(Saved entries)

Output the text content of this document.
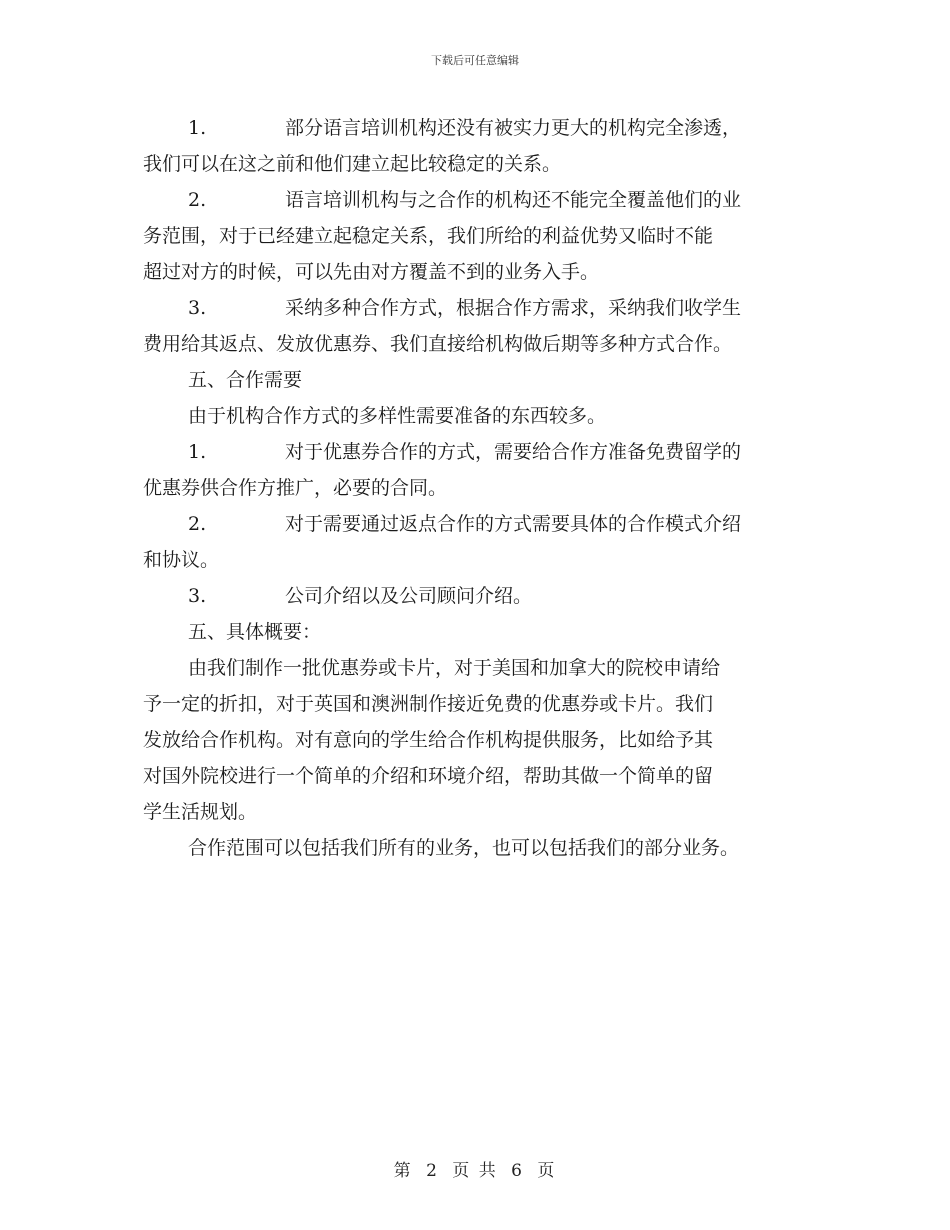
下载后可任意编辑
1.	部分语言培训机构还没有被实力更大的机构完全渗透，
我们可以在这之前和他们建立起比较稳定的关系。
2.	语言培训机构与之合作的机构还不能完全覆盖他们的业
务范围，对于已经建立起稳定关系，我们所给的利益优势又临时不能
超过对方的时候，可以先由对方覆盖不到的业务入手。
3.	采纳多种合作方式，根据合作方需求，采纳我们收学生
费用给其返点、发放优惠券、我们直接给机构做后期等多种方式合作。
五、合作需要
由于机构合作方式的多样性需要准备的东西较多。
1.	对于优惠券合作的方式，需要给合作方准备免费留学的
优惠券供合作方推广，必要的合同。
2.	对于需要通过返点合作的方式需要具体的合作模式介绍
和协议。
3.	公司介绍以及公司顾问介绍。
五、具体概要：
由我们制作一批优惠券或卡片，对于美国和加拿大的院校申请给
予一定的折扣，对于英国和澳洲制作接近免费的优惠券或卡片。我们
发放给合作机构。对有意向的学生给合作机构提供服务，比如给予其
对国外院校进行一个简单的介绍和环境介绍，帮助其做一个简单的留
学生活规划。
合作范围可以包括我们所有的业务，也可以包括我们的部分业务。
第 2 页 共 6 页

◆ PROBLEM DESCRIPTION ◆
Write out all the entries word for word, but skip any images.

◆ OUTPUT ◆
Output the text content of this document.
下载后可任意编辑
1.	部分语言培训机构还没有被实力更大的机构完全渗透，
我们可以在这之前和他们建立起比较稳定的关系。
2.	语言培训机构与之合作的机构还不能完全覆盖他们的业
务范围，对于已经建立起稳定关系，我们所给的利益优势又临时不能
超过对方的时候，可以先由对方覆盖不到的业务入手。
3.	采纳多种合作方式，根据合作方需求，采纳我们收学生
费用给其返点、发放优惠券、我们直接给机构做后期等多种方式合作。
五、合作需要
由于机构合作方式的多样性需要准备的东西较多。
1.	对于优惠券合作的方式，需要给合作方准备免费留学的
优惠券供合作方推广，必要的合同。
2.	对于需要通过返点合作的方式需要具体的合作模式介绍
和协议。
3.	公司介绍以及公司顾问介绍。
五、具体概要：
由我们制作一批优惠券或卡片，对于美国和加拿大的院校申请给
予一定的折扣，对于英国和澳洲制作接近免费的优惠券或卡片。我们
发放给合作机构。对有意向的学生给合作机构提供服务，比如给予其
对国外院校进行一个简单的介绍和环境介绍，帮助其做一个简单的留
学生活规划。
合作范围可以包括我们所有的业务，也可以包括我们的部分业务。
第 2 页 共 6 页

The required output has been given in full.